PROVIDED DATA ▸
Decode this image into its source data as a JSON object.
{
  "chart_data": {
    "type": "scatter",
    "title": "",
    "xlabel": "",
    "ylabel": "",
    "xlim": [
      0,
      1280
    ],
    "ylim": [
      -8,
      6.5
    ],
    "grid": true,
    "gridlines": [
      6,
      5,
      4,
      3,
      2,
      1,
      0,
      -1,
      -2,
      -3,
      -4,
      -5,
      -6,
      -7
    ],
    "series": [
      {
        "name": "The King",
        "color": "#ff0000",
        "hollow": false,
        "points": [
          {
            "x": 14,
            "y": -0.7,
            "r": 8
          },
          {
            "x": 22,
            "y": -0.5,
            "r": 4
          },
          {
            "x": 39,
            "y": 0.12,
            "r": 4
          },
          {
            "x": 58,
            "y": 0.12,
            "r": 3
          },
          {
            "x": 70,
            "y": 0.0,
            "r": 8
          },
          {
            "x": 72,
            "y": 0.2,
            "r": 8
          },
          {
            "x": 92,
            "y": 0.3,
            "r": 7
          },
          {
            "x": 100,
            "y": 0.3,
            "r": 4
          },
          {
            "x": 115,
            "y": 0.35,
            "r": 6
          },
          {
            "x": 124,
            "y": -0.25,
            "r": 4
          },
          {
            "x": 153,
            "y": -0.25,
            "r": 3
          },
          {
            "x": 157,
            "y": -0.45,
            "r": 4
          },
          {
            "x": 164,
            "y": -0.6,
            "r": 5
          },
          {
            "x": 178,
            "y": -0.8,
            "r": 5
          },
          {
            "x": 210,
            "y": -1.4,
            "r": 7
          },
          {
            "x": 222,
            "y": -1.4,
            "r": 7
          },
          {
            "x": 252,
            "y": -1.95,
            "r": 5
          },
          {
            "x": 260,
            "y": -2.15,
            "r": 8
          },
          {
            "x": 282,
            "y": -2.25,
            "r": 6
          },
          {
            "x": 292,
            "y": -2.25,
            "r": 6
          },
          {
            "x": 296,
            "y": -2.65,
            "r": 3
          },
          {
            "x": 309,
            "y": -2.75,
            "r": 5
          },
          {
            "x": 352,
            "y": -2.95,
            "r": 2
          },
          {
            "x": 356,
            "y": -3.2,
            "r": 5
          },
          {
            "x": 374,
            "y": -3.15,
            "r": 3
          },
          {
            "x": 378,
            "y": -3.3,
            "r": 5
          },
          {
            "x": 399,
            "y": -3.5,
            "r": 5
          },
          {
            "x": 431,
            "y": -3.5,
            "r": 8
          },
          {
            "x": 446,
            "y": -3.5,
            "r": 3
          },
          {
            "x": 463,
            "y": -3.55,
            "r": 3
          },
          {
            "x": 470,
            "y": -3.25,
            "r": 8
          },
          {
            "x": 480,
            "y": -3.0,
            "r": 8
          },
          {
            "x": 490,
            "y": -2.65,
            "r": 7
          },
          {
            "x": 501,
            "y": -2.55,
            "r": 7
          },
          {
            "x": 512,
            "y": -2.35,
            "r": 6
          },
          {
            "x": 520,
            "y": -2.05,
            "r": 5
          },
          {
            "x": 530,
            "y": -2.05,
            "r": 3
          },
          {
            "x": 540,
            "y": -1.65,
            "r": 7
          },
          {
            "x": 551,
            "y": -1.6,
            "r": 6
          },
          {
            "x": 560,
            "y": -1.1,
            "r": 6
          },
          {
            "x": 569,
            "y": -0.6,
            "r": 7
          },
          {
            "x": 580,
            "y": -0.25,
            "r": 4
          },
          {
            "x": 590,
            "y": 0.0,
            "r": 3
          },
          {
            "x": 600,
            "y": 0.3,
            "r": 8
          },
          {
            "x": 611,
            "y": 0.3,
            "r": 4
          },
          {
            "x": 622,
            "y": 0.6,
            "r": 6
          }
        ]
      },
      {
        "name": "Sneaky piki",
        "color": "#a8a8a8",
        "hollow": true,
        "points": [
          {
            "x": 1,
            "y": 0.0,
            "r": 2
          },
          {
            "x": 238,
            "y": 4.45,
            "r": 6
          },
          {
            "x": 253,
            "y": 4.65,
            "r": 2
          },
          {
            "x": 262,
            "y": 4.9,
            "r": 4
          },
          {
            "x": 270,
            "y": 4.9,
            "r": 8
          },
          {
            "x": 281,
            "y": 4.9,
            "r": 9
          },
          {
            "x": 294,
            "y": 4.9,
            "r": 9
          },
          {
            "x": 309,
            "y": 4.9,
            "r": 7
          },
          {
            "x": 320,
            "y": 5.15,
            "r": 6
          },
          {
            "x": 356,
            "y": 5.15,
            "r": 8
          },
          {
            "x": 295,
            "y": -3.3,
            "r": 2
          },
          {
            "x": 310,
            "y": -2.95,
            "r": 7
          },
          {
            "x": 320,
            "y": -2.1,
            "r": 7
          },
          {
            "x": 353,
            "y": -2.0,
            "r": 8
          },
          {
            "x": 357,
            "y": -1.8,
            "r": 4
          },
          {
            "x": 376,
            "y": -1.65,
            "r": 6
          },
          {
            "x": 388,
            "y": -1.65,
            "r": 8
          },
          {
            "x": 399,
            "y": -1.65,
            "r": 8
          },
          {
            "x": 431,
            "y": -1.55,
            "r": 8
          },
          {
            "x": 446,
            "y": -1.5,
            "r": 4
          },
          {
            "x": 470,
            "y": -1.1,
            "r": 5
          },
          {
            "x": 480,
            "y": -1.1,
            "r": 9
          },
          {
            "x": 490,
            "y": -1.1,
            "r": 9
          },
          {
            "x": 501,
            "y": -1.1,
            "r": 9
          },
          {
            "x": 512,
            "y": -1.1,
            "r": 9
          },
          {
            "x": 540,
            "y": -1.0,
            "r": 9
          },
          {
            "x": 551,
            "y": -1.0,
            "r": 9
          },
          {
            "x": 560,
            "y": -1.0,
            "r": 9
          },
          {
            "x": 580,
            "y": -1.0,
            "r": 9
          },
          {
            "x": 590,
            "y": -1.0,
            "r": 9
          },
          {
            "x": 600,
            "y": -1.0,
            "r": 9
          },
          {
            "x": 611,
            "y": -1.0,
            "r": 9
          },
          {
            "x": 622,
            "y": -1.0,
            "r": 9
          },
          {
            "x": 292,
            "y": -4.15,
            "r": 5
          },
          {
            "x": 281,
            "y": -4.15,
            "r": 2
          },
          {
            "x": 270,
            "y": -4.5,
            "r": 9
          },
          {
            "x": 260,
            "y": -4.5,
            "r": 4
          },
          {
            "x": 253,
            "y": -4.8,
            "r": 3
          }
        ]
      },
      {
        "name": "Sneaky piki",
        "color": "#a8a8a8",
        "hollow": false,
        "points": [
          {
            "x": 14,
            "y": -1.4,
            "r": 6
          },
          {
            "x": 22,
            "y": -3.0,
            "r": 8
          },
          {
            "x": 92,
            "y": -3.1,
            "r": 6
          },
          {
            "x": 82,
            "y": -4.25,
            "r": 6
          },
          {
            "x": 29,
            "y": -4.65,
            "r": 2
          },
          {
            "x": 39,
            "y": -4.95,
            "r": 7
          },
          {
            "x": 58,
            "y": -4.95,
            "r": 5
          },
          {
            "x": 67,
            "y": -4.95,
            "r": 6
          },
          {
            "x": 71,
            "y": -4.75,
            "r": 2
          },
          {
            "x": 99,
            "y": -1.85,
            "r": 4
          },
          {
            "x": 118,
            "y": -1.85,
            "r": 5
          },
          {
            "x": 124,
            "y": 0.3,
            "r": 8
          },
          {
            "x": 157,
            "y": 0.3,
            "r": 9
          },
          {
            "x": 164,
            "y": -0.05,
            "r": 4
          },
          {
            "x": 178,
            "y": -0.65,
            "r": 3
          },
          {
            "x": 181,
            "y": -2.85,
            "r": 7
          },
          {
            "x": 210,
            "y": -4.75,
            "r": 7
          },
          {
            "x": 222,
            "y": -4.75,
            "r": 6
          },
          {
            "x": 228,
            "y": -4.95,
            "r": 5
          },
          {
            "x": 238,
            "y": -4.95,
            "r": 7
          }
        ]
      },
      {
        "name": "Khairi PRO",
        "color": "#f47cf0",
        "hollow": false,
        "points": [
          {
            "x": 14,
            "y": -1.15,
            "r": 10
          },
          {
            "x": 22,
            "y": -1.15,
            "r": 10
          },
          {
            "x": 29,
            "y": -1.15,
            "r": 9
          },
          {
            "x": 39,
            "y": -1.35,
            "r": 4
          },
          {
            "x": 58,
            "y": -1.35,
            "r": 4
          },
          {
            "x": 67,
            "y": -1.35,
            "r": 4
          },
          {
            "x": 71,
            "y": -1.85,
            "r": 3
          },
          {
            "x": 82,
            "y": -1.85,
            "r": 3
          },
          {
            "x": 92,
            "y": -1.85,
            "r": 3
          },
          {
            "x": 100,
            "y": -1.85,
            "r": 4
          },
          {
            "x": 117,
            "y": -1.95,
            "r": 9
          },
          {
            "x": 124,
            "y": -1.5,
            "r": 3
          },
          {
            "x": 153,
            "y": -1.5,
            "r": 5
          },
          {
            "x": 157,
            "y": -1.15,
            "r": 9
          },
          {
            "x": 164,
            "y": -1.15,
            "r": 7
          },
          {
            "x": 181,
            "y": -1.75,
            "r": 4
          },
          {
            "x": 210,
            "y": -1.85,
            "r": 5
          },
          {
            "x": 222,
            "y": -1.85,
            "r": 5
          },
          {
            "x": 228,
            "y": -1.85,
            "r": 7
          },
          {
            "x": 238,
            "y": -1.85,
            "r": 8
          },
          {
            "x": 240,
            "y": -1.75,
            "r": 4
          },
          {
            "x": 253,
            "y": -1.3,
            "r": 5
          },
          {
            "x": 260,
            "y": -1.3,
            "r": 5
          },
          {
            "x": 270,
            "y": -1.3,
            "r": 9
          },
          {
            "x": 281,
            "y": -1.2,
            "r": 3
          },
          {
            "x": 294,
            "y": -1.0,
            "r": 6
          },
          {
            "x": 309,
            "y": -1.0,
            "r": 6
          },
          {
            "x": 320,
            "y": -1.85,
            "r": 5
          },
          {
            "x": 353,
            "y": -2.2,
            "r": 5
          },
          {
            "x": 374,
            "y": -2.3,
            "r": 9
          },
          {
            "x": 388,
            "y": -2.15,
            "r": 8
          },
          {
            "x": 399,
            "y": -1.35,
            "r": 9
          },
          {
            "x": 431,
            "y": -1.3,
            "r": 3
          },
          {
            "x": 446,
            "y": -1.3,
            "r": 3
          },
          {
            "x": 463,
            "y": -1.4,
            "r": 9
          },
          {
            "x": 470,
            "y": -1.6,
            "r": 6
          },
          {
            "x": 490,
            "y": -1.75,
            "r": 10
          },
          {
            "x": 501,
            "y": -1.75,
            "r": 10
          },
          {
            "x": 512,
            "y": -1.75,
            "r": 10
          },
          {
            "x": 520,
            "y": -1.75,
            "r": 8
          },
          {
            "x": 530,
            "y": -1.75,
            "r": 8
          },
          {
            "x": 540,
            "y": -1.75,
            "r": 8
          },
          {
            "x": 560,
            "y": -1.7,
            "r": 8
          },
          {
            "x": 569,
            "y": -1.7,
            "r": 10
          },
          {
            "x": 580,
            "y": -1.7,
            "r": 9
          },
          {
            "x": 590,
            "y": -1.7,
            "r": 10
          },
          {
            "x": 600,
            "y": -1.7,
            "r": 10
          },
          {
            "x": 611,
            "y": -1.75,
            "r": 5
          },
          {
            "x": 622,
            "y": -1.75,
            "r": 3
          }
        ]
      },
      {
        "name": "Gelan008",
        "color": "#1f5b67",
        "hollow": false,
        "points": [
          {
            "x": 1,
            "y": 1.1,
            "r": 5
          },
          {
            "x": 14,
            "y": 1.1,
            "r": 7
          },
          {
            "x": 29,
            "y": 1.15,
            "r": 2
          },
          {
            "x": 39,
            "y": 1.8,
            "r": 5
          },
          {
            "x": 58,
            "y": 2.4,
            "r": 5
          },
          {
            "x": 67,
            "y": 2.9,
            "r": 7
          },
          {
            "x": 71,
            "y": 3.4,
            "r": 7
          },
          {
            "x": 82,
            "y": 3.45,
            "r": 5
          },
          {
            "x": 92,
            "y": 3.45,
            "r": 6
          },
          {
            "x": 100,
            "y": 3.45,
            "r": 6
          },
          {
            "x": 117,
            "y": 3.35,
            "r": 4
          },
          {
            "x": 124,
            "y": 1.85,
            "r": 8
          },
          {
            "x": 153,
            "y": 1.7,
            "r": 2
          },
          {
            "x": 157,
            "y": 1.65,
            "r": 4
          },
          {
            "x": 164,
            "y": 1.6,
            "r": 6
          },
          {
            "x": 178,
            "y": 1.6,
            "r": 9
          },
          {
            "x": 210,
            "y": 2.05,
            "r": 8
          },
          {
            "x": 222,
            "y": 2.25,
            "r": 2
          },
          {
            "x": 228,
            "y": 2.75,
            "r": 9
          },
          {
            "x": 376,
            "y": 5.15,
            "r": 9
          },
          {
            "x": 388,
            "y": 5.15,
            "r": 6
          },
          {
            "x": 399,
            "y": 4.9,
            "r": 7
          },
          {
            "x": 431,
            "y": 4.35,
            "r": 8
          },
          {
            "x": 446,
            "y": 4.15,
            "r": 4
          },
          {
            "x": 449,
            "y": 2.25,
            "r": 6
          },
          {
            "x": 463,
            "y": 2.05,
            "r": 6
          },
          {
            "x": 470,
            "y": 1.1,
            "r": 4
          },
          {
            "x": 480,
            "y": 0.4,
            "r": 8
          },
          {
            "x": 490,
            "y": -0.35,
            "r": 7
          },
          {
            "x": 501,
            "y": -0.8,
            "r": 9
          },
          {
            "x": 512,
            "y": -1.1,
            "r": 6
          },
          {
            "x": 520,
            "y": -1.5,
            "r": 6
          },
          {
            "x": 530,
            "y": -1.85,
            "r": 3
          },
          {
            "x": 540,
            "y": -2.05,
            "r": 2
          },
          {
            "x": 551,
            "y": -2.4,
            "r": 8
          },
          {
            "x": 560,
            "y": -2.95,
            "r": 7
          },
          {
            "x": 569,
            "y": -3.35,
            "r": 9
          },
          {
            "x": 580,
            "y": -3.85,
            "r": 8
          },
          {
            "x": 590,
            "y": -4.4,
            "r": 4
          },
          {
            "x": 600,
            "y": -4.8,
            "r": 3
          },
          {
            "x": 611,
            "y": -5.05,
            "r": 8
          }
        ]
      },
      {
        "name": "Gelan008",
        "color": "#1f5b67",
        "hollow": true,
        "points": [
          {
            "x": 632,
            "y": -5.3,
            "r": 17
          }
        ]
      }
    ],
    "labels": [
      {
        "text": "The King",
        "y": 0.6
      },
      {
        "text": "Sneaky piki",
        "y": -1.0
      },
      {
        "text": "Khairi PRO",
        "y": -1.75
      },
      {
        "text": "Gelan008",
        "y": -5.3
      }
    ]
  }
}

SHORT PROBLEM ▸
Copy every line of the listing that includes the string "text".

FINISHED TASK ▸
        "text": "The King",
        "text": "Sneaky piki",
        "text": "Khairi PRO",
        "text": "Gelan008",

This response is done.